## Provided material:
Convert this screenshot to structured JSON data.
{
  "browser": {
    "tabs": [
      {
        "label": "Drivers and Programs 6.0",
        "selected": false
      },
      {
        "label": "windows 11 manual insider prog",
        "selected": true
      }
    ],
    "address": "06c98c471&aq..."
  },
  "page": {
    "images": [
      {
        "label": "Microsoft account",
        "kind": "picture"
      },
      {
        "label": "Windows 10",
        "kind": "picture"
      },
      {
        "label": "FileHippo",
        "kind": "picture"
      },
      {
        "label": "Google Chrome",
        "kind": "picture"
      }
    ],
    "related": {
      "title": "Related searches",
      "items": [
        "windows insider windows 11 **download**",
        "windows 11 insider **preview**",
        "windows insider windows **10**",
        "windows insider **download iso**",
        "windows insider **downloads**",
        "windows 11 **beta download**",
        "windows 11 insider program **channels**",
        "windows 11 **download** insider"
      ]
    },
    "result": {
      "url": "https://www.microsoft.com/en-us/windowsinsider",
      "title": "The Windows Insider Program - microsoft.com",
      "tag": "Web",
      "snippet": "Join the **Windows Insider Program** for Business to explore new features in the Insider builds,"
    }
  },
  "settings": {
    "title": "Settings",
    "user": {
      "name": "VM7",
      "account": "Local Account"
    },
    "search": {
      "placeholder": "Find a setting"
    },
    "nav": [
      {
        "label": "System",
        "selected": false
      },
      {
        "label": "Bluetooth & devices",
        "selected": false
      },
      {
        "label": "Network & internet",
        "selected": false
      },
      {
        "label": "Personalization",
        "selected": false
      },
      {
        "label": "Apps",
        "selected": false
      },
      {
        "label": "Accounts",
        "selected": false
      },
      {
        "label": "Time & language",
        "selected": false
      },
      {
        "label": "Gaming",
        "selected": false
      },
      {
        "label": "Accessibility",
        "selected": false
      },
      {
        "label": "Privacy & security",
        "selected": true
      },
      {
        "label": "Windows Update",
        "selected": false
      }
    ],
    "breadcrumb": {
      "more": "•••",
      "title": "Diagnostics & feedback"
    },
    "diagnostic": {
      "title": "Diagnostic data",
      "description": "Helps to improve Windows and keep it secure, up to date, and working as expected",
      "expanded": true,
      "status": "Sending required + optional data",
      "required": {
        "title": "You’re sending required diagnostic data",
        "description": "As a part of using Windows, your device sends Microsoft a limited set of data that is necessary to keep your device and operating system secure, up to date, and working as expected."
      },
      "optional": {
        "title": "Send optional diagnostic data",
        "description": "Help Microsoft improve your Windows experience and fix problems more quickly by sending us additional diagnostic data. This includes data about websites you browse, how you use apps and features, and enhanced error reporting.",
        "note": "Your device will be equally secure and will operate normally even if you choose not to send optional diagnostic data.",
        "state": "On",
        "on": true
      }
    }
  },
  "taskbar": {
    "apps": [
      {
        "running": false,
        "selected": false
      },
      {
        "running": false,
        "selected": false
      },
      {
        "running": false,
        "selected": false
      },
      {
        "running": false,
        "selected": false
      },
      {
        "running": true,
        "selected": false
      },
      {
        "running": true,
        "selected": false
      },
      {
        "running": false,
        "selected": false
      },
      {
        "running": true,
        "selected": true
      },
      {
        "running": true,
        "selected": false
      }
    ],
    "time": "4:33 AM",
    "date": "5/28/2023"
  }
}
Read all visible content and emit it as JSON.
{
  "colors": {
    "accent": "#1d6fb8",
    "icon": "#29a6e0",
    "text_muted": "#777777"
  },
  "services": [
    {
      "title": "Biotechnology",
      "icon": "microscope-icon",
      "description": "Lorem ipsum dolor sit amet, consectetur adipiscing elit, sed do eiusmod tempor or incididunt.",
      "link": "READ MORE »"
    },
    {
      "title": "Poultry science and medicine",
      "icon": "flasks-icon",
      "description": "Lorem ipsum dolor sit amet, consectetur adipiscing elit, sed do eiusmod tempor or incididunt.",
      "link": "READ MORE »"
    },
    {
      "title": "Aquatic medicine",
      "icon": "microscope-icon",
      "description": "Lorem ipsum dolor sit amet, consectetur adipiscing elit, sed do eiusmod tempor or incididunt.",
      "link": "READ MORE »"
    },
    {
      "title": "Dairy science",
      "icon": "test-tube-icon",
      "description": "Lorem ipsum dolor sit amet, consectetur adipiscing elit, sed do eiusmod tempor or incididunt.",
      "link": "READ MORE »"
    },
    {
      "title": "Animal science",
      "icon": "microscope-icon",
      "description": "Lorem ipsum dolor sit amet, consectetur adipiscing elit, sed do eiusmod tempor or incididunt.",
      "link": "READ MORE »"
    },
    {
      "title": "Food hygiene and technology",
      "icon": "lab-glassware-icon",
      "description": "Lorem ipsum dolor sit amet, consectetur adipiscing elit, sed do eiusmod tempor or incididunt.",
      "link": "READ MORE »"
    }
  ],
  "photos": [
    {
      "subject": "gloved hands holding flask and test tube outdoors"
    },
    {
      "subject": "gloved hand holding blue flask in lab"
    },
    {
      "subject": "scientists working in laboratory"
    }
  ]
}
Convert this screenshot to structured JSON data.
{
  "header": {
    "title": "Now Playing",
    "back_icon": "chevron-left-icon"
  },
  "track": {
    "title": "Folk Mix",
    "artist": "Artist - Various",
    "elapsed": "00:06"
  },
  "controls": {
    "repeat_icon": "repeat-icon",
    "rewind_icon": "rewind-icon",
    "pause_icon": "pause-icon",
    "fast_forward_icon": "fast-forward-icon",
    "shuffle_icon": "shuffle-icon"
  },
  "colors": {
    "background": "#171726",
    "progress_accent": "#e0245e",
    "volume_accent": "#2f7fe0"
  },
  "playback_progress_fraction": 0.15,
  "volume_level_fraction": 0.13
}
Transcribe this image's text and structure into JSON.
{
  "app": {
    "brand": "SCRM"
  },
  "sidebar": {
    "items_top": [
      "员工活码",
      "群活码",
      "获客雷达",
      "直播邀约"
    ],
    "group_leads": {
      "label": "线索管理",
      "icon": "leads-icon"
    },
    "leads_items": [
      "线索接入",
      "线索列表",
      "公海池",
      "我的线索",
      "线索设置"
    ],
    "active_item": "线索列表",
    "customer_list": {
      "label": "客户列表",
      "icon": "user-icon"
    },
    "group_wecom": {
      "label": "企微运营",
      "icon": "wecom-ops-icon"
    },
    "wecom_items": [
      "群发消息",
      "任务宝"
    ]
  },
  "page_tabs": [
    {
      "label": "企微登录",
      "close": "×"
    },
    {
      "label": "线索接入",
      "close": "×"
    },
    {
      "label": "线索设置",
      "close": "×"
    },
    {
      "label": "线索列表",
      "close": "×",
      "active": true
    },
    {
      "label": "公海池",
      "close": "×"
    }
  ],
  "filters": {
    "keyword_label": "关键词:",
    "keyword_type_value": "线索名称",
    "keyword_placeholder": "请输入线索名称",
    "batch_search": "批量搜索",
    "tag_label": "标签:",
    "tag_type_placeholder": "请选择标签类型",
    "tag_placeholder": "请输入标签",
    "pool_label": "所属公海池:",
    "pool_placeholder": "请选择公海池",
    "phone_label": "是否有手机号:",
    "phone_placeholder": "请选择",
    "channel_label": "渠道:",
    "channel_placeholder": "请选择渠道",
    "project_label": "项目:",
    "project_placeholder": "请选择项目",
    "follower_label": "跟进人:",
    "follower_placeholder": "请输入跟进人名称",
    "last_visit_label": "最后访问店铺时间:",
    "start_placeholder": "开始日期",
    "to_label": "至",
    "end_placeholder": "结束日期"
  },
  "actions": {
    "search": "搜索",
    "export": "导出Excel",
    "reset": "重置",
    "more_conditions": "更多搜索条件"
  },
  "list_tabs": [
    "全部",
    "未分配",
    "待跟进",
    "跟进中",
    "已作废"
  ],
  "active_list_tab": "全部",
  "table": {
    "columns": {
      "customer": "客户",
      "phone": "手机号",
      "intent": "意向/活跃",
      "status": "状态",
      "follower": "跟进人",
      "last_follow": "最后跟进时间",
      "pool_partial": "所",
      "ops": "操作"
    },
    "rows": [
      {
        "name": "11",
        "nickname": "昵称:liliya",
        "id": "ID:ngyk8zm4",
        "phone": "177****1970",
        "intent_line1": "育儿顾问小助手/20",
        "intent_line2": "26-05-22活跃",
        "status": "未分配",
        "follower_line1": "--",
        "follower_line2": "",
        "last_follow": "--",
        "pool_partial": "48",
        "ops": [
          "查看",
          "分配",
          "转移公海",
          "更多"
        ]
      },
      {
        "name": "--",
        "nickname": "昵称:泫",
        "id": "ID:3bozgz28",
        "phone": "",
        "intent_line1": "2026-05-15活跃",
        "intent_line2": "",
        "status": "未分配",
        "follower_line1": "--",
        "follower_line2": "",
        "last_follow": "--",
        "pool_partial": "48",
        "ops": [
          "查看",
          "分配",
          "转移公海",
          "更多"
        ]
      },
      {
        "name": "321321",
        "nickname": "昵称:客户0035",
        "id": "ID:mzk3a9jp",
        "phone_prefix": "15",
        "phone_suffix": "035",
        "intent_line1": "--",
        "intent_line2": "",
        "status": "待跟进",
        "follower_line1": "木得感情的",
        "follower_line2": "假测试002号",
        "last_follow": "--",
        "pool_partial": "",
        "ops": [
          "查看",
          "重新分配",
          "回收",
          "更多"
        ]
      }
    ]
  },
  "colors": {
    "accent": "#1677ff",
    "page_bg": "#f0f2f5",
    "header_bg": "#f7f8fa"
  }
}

## Do this:
Only the count is wanted: report how many lines of the material above hold the word "features".

## Exercise solution:
2